WORK REQUIRED =
From the material below, list every line containing "cuerda".

DATA LINES =
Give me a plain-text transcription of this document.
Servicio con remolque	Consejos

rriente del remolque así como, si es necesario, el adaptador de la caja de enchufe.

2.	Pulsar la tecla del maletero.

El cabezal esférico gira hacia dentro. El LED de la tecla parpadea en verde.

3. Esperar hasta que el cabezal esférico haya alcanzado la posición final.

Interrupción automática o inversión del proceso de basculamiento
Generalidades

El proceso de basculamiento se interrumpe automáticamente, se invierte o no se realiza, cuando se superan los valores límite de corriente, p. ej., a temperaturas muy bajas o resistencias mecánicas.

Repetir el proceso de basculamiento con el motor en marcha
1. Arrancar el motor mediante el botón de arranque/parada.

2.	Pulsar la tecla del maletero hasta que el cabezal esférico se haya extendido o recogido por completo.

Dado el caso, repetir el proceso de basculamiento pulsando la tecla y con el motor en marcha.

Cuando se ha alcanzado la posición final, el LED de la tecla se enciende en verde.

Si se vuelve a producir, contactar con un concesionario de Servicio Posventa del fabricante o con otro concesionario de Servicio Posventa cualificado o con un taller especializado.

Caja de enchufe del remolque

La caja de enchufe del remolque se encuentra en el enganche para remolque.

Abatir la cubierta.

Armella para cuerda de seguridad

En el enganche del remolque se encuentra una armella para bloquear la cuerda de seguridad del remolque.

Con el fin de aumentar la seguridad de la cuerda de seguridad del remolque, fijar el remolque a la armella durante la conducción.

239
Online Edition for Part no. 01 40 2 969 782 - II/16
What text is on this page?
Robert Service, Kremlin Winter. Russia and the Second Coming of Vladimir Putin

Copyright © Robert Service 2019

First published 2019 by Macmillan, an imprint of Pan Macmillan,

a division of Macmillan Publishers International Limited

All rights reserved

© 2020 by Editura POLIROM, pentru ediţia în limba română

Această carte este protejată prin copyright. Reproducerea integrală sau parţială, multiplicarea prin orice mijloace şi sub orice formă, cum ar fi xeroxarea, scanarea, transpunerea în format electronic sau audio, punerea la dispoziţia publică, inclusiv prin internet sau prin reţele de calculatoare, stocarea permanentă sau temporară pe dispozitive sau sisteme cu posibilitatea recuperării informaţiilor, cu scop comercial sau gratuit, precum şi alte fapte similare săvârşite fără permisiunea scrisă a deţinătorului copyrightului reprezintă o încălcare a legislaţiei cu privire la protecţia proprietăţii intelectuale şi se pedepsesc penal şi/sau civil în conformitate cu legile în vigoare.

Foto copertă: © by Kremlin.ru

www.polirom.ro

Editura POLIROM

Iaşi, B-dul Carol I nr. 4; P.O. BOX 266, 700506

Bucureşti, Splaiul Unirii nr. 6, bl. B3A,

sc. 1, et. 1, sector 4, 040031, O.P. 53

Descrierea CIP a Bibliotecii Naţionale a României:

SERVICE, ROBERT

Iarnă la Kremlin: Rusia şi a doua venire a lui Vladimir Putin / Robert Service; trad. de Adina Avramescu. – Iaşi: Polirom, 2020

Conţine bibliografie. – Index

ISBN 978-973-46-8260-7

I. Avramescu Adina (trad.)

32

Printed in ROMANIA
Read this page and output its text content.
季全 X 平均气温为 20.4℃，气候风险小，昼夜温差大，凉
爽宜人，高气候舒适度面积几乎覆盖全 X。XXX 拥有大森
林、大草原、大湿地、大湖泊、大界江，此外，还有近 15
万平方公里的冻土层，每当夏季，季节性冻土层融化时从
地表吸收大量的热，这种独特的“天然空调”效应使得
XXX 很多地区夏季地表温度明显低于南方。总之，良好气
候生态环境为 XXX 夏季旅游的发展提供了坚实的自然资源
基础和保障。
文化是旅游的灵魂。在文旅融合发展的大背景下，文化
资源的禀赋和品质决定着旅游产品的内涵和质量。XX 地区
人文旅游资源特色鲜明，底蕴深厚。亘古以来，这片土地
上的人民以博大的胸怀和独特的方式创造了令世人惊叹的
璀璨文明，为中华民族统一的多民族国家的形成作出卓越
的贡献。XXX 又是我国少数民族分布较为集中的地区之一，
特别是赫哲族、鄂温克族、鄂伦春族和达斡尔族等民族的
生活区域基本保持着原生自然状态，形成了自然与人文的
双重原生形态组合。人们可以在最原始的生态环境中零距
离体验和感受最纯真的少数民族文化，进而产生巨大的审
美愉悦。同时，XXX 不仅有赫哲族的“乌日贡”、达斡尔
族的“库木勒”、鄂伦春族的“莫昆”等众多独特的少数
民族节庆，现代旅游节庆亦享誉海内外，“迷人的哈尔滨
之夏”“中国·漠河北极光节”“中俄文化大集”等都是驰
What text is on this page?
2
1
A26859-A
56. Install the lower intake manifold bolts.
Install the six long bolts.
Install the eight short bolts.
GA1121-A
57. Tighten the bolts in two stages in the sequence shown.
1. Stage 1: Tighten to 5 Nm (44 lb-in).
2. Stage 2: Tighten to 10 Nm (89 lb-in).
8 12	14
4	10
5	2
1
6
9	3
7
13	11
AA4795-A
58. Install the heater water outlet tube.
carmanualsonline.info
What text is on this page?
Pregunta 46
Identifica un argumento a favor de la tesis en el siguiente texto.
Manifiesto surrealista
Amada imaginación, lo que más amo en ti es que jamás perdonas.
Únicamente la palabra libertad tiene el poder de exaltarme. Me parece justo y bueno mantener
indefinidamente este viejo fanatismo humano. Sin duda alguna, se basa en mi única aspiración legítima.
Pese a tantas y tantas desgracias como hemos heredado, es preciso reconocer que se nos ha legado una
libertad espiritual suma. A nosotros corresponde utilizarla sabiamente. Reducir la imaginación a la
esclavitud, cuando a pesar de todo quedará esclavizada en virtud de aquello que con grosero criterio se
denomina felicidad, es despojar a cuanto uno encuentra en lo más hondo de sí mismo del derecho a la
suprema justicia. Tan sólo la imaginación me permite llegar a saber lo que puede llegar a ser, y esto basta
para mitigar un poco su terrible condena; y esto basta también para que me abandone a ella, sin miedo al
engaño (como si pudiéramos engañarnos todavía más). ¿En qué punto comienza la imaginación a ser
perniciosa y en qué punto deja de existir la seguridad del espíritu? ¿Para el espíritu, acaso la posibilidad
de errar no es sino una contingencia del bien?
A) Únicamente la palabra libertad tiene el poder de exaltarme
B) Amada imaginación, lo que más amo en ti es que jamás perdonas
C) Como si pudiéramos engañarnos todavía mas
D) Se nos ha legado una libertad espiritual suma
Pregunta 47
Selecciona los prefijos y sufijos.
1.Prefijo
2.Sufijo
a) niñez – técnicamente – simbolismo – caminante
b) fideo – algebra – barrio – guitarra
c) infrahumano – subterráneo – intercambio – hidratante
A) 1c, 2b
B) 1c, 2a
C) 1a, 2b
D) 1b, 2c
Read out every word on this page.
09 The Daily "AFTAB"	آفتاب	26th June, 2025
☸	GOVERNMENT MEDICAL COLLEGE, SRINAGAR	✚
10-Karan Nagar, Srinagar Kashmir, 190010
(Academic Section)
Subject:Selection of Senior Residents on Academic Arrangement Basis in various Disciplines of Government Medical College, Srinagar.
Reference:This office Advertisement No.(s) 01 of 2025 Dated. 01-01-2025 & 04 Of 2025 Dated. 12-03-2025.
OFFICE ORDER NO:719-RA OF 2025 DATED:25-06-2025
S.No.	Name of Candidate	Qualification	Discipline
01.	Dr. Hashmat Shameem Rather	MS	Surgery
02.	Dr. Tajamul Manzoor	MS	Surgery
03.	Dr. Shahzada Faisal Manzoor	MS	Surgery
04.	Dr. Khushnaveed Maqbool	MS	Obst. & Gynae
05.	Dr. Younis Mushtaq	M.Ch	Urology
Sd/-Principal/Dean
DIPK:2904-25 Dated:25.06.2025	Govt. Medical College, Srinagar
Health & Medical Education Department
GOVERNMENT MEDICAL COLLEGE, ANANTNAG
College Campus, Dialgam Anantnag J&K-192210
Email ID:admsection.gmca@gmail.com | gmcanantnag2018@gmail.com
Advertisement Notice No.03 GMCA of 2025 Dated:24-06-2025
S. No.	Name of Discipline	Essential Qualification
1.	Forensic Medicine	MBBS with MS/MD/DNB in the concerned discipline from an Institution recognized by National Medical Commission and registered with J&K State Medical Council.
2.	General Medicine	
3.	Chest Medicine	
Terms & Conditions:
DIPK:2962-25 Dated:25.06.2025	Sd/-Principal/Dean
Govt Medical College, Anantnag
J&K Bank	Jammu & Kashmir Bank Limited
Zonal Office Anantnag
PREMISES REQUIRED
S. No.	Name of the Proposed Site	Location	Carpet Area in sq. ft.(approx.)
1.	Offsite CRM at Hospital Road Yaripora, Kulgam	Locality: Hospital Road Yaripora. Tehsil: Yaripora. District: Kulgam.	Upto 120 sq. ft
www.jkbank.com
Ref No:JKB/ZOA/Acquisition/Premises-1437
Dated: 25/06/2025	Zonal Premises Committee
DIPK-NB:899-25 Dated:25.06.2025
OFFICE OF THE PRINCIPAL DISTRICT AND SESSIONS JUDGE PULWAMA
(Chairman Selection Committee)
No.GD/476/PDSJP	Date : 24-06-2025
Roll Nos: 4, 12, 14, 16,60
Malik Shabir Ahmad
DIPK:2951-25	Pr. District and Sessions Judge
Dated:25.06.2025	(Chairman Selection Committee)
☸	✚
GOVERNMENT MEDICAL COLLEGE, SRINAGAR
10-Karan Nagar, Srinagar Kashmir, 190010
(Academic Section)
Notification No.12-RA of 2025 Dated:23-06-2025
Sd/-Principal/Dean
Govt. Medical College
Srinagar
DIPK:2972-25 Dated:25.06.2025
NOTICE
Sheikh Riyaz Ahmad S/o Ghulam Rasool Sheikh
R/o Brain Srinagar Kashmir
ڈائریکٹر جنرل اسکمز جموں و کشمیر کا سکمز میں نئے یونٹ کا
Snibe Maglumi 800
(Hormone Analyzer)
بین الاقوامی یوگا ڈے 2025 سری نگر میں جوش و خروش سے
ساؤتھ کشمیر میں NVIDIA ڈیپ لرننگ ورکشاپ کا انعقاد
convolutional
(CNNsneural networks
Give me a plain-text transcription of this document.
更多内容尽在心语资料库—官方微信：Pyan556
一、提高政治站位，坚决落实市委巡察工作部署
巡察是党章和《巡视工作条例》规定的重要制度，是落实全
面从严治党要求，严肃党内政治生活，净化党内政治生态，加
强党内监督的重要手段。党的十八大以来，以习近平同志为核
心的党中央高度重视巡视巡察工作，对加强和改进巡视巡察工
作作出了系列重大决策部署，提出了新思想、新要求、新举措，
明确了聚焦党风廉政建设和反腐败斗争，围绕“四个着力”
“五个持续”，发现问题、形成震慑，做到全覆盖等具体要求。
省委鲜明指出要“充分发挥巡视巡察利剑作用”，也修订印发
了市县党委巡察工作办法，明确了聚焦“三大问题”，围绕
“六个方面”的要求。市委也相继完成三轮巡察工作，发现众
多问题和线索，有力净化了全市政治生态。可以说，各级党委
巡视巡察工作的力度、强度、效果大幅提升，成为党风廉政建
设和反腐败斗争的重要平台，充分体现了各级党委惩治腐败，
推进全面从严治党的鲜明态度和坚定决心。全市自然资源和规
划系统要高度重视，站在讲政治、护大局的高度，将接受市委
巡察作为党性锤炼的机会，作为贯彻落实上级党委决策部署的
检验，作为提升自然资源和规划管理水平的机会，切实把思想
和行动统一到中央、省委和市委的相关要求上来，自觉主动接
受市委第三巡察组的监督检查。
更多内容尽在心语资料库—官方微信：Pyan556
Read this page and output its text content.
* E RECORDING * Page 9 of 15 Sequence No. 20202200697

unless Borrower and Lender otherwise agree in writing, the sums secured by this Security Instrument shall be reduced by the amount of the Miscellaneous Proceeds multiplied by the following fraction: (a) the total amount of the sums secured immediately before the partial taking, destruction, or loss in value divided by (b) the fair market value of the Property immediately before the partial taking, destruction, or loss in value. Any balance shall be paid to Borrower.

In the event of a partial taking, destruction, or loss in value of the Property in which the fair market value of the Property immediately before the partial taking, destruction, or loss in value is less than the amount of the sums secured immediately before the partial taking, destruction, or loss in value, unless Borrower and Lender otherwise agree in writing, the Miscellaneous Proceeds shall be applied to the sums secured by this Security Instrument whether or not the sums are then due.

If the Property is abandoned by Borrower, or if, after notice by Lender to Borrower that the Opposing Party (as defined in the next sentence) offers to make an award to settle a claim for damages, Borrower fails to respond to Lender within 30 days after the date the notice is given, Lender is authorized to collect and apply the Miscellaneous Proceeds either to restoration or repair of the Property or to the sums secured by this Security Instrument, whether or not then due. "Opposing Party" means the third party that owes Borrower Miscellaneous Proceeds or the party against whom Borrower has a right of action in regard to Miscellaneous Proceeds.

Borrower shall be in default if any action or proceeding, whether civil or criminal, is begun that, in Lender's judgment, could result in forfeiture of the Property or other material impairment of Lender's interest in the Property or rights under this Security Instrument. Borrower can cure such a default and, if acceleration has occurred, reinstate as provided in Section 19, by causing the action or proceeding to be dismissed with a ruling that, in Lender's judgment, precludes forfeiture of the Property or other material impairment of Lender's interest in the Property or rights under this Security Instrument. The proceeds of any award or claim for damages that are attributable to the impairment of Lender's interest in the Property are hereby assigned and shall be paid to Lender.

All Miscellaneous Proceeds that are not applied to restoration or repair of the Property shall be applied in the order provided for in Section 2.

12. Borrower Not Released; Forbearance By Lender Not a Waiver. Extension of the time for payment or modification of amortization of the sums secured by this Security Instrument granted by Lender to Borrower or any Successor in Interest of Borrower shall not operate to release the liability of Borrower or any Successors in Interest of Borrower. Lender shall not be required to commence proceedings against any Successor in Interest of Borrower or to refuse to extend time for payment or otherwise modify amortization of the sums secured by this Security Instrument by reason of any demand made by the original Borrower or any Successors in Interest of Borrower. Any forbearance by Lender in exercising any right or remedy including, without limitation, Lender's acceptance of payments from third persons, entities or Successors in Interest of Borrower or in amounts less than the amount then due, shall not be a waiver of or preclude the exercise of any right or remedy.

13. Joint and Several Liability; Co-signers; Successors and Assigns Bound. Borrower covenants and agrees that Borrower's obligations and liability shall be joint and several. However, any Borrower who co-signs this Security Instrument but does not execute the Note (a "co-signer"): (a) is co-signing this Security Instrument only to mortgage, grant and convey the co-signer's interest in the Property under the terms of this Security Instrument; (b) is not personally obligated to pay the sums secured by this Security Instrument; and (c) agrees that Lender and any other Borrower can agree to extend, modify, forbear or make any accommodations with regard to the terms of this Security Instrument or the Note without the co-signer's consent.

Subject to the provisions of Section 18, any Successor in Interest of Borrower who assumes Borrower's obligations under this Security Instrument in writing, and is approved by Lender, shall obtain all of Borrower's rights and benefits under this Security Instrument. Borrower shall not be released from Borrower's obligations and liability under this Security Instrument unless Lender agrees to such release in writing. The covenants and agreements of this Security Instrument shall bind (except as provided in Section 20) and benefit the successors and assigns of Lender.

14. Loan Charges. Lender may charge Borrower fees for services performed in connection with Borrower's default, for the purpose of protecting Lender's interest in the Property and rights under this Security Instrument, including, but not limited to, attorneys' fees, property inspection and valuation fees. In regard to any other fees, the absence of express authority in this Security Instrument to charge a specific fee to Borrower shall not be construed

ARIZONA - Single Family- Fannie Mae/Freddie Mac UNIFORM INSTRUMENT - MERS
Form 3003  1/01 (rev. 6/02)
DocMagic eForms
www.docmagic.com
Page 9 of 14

RESULT FOR THIS TASK =
Armella para cuerda de seguridad
En el enganche del remolque se encuentra una armella para bloquear la cuerda de seguridad del remolque.
Con el fin de aumentar la seguridad de la cuerda de seguridad del remolque, fijar el remolque a la armella durante la conducción.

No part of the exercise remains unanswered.